## Start Data supplied

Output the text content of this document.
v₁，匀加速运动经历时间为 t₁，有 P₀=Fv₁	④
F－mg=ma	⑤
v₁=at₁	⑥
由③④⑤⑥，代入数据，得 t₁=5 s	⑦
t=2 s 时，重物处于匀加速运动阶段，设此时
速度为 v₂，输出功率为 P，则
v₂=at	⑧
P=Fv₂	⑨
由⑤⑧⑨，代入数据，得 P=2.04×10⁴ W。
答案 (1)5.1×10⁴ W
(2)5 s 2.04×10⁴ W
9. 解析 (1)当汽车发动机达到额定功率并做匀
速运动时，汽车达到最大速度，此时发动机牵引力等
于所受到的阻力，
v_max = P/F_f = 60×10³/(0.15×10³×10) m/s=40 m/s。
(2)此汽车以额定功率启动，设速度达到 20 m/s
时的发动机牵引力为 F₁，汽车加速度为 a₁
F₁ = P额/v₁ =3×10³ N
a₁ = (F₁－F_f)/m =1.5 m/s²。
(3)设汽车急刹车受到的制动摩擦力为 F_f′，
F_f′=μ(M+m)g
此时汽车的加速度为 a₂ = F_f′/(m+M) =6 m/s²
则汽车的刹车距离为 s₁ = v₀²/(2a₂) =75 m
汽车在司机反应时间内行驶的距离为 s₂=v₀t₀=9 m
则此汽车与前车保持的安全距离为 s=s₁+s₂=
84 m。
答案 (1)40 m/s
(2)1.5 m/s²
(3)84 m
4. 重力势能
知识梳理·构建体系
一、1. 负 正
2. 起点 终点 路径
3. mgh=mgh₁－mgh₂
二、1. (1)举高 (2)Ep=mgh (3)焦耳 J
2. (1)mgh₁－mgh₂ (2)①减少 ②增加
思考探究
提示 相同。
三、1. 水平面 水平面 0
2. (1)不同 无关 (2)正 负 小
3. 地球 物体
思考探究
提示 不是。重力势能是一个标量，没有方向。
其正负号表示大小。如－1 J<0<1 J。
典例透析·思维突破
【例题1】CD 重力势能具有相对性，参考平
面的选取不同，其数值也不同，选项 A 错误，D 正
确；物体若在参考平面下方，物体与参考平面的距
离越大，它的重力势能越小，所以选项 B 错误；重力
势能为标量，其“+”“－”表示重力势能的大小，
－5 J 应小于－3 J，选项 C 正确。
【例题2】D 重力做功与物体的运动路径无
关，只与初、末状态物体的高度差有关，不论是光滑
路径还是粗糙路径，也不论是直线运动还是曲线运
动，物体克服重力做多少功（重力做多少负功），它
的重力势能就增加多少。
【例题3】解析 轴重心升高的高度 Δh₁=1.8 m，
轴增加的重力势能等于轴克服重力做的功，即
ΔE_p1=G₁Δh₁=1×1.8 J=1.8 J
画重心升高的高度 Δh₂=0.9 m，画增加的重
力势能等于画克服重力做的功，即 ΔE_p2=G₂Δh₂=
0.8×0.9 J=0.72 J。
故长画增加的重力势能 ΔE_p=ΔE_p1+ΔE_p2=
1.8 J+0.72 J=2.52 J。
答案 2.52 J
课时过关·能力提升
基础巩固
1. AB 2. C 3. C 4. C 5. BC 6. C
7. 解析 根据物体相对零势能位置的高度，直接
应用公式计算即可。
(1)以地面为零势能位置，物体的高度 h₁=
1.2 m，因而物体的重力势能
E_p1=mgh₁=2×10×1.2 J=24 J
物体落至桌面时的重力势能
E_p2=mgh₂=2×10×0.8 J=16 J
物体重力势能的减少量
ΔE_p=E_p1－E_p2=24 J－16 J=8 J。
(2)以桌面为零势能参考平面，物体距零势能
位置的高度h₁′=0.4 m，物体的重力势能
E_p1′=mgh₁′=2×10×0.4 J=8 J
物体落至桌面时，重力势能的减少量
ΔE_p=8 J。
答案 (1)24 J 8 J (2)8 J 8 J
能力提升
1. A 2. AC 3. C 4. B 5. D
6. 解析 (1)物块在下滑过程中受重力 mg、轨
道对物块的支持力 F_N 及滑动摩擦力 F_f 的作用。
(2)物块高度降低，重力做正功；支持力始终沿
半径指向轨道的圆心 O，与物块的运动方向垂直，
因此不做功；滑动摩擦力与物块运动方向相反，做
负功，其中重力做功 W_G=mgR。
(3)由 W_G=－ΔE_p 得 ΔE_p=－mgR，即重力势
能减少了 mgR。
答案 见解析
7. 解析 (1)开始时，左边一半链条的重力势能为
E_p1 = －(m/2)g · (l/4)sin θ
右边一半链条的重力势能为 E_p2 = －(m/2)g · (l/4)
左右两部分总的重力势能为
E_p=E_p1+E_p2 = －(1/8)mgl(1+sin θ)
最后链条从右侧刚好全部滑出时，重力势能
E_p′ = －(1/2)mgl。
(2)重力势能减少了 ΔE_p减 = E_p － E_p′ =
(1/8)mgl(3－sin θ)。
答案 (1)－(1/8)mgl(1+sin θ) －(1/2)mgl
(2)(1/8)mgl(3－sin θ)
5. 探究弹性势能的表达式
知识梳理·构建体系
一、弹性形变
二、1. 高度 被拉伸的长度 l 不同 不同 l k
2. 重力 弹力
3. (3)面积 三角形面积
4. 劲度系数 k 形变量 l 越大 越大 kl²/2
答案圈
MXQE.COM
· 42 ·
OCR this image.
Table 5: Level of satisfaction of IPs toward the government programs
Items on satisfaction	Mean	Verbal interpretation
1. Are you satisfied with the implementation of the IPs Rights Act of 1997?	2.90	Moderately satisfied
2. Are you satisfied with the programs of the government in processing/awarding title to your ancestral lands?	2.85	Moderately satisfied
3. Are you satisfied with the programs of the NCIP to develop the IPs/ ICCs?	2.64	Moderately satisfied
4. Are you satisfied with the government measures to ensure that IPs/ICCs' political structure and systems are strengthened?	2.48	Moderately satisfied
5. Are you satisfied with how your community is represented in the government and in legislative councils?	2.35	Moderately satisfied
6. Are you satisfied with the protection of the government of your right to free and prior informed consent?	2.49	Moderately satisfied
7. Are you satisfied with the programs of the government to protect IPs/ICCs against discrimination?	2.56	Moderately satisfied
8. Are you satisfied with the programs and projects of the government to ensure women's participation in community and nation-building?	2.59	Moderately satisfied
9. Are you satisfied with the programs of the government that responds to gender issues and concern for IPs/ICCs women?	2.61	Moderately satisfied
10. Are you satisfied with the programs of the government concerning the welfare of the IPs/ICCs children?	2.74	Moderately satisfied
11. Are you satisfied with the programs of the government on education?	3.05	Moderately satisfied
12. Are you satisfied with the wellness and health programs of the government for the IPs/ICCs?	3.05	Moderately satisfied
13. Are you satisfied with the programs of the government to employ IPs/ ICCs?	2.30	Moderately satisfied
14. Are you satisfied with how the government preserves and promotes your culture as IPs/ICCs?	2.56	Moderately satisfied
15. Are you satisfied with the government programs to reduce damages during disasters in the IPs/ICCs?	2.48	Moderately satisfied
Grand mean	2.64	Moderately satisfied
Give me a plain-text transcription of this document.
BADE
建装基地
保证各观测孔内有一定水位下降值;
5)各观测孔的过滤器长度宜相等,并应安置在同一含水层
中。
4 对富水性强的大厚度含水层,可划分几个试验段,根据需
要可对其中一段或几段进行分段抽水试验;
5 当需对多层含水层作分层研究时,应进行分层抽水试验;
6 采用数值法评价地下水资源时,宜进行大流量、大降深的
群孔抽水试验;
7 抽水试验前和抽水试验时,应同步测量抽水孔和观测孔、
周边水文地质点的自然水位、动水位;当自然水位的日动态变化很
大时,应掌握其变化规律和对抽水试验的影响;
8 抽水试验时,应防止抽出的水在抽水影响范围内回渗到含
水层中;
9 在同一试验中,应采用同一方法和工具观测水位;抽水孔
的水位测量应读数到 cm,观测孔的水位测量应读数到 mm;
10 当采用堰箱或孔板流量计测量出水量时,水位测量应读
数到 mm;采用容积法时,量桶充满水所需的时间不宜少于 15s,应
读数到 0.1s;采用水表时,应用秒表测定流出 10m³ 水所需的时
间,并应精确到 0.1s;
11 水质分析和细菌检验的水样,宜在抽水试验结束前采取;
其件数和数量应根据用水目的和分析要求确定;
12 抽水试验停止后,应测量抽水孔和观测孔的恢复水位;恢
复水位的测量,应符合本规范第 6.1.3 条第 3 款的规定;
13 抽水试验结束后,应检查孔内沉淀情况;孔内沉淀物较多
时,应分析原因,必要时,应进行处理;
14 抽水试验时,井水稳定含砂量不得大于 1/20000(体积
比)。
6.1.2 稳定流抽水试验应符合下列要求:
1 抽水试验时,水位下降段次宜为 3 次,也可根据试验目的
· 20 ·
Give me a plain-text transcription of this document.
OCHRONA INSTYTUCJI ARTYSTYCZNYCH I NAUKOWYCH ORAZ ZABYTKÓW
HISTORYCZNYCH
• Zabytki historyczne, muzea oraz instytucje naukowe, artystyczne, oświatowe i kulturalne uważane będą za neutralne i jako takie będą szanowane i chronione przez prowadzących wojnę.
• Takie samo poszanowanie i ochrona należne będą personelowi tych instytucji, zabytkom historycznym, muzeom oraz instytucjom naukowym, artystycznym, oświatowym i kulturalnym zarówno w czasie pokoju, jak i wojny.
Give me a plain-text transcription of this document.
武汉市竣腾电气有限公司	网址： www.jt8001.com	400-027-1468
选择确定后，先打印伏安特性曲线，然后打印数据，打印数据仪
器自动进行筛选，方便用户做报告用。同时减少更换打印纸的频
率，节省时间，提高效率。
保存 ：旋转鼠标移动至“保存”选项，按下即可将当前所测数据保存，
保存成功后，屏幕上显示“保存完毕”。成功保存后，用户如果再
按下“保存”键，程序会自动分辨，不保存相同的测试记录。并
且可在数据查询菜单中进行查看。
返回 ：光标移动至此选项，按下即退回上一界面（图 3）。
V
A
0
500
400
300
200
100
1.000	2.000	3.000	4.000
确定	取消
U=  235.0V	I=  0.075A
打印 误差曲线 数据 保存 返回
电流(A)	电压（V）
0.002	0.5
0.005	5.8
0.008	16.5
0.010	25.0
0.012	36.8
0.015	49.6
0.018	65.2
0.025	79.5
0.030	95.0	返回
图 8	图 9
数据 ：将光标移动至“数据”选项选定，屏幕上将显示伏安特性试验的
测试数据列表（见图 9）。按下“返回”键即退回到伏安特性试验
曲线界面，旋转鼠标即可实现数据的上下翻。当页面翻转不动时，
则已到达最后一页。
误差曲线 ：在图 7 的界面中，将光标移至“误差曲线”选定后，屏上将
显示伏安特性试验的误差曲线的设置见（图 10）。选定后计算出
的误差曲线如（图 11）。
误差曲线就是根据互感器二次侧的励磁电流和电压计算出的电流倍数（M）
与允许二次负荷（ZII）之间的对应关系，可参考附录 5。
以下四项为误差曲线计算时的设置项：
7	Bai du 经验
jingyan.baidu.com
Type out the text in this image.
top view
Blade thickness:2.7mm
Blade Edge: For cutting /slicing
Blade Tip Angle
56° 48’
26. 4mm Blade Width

## End Data supplied

### [Task statement]
Gather all lines of the records that include the word "satisfaction".

### [Reply to the exercise]
Table 5: Level of satisfaction of IPs toward the government programs
Items on satisfaction	Mean	Verbal interpretation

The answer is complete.